DATA RECORDS -
%%

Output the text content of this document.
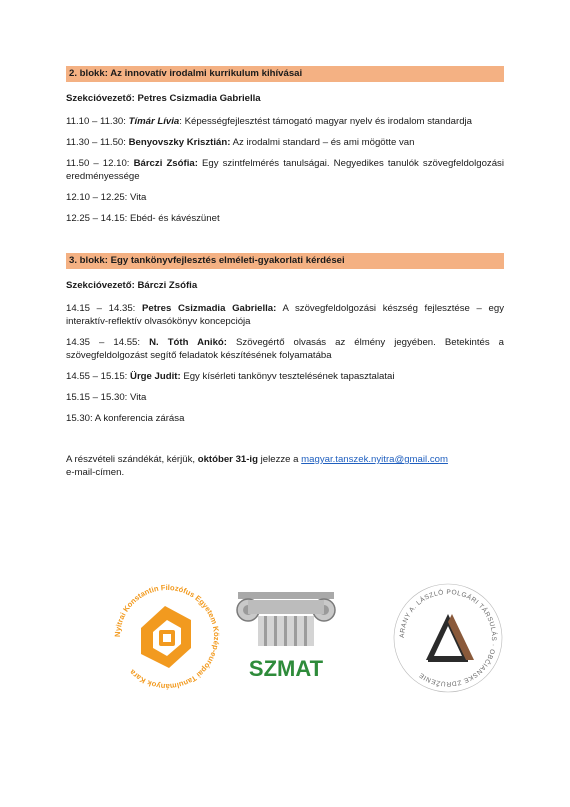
2. blokk: Az innovatív irodalmi kurrikulum kihívásai

Szekcióvezető: Petres Csizmadia Gabriella

11.10 – 11.30: Tímár Lívia: Képességfejlesztést támogató magyar nyelv és irodalom standardja

11.30 – 11.50: Benyovszky Krisztián: Az irodalmi standard – és ami mögötte van

11.50 – 12.10: Bárczi Zsófia: Egy szintfelmérés tanulságai. Negyedikes tanulók szövegfeldolgozási eredményessége

12.10 – 12.25: Vita

12.25 – 14.15: Ebéd- és kávészünet

3. blokk: Egy tankönyvfejlesztés elméleti-gyakorlati kérdései

Szekcióvezető: Bárczi Zsófia

14.15 – 14.35: Petres Csizmadia Gabriella: A szövegfeldolgozási készség fejlesztése – egy interaktív-reflektív olvasókönyv koncepciója

14.35 – 14.55: N. Tóth Anikó: Szövegértő olvasás az élmény jegyében. Betekintés a szövegfeldolgozást segítő feladatok készítésének folyamatába

14.55 – 15.15: Ürge Judit: Egy kísérleti tankönyv tesztelésének tapasztalatai

15.15 – 15.30: Vita

15.30: A konferencia zárása

A részvételi szándékát, kérjük, október 31-ig jelezze a magyar.tanszek.nyitra@gmail.com
e-mail-címen.

Nyitrai Konstantin Filozófus Egyetem Közép-európai Tanulmányok Kara	SZMAT
ARANY A. LÁSZLÓ POLGÁRI TÁRSULÁS · OBČIANSKE ZDRUŽENIE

%%

TASK OBJECTIVE -
Copy each line of the records that contains the word "Bárczi".

REPLY -
11.50 – 12.10: Bárczi Zsófia: Egy szintfelmérés tanulságai. Negyedikes tanulók szövegfeldolgozási eredményessége
Szekcióvezető: Bárczi Zsófia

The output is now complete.